[Stored items]

────────────────

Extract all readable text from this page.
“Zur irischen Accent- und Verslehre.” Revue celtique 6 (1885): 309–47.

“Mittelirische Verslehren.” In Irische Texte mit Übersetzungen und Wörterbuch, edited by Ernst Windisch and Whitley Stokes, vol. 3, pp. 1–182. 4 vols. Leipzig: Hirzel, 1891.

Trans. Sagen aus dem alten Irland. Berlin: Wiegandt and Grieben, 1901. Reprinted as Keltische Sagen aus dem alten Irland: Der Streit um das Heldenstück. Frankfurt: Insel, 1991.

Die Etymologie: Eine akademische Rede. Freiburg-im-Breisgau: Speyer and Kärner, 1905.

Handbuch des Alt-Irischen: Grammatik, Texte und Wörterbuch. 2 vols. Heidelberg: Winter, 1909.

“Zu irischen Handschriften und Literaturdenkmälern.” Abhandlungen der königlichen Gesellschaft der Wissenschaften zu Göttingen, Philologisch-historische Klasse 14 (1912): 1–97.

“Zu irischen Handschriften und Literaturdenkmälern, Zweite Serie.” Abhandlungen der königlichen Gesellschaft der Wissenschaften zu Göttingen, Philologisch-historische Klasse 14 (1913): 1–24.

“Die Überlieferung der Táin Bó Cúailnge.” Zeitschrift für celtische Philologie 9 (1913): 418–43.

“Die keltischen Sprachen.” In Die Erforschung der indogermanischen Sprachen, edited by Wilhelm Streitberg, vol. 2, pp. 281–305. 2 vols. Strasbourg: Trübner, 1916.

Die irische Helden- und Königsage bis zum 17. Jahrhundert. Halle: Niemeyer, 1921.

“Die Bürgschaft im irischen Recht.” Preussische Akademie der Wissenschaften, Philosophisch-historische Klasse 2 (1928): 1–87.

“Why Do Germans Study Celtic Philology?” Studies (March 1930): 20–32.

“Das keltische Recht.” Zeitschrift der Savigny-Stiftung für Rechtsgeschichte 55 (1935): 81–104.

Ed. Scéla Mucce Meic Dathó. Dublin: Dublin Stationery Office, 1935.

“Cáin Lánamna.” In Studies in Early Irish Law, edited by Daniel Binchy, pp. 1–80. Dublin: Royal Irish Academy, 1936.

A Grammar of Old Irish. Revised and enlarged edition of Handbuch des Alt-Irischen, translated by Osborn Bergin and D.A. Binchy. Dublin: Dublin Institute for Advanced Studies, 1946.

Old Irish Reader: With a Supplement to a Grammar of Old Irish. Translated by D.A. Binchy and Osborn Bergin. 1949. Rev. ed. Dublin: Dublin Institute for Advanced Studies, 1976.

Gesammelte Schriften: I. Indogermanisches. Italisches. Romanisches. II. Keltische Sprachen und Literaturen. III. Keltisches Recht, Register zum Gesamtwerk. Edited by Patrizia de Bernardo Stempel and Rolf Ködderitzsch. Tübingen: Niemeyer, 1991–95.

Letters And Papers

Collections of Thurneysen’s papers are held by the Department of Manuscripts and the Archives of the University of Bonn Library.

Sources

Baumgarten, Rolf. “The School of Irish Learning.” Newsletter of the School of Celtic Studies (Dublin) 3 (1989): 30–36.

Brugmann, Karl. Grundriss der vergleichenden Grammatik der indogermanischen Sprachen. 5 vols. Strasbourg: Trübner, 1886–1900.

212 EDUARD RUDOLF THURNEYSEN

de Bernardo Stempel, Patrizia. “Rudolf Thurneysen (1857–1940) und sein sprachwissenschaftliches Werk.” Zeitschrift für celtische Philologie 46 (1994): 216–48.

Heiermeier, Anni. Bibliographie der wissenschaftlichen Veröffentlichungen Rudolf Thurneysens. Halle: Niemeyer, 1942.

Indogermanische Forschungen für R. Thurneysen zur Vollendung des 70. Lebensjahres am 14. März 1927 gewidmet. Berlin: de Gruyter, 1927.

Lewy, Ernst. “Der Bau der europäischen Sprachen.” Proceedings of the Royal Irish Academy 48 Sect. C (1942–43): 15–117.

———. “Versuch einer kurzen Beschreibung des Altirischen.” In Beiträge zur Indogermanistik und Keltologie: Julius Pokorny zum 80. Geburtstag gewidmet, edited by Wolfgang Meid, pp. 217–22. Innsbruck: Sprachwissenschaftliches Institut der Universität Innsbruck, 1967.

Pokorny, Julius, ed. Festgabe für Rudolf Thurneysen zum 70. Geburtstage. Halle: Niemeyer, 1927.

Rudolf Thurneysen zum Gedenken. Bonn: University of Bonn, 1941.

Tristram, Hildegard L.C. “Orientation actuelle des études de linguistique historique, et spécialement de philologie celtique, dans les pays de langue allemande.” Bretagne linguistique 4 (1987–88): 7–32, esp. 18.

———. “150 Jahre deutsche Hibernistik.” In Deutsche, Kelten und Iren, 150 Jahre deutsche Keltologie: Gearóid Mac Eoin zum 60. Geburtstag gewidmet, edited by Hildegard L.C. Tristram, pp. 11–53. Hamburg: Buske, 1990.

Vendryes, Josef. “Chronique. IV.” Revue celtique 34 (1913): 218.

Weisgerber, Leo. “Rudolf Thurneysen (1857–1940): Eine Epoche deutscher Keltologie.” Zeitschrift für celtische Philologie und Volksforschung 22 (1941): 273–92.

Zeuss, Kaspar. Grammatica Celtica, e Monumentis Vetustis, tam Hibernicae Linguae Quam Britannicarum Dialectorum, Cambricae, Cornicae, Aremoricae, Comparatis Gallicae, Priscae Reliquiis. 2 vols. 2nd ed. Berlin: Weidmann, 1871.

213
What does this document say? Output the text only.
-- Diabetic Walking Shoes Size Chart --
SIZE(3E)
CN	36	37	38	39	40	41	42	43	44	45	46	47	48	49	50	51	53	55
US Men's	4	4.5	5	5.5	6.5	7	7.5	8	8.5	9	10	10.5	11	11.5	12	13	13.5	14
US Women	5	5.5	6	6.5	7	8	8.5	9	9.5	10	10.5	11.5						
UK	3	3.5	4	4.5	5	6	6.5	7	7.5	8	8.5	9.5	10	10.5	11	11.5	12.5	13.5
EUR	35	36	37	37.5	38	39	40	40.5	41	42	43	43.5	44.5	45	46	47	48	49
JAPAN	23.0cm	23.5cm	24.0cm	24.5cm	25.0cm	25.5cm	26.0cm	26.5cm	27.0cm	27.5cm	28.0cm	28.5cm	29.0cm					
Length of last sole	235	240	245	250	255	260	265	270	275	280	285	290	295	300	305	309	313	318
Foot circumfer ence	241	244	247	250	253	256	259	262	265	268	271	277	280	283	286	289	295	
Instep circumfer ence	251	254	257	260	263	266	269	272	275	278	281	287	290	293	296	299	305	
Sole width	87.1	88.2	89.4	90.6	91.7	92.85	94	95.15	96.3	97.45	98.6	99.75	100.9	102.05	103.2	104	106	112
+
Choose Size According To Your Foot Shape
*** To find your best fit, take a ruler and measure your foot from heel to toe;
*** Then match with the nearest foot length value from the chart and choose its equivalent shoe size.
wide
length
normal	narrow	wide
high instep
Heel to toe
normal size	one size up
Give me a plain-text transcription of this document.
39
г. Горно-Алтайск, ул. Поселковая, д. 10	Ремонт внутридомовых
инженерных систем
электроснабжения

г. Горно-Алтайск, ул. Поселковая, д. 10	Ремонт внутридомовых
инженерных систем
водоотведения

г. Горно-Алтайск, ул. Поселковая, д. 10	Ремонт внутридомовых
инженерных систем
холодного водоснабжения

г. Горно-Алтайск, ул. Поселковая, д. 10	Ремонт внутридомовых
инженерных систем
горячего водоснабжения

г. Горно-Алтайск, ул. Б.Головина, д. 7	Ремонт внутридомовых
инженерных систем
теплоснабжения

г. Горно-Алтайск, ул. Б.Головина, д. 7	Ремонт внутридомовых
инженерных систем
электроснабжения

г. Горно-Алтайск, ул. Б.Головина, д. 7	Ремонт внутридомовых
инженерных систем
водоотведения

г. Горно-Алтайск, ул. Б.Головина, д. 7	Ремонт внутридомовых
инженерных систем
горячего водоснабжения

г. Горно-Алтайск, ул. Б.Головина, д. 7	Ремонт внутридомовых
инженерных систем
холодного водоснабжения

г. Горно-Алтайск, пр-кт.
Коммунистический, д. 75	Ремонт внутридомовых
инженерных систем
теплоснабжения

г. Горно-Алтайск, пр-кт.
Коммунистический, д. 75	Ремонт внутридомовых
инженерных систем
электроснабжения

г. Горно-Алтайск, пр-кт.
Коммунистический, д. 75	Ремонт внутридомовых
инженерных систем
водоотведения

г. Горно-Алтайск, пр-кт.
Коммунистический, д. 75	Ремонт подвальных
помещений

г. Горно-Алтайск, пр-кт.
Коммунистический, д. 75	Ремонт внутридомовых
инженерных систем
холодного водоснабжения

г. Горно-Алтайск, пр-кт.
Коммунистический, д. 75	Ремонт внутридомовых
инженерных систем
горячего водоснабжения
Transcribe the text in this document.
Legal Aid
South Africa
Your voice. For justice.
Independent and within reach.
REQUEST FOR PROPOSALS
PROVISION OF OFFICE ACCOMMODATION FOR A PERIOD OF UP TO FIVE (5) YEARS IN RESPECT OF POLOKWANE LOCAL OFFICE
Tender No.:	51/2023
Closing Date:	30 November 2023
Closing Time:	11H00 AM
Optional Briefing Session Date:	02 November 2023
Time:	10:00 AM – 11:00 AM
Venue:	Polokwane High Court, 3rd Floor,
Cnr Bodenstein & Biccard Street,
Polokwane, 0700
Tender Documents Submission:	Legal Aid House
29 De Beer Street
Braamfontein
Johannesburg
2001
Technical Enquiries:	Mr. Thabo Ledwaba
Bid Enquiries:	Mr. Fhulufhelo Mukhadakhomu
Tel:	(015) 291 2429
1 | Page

────────────────

Scan the listing above. Collect all lines with the word "this".

__The answer__.
Extract all readable text from this page.
What does this document say? Output the text only.
Give me a plain-text transcription of this document.
Transcribe the text in this document.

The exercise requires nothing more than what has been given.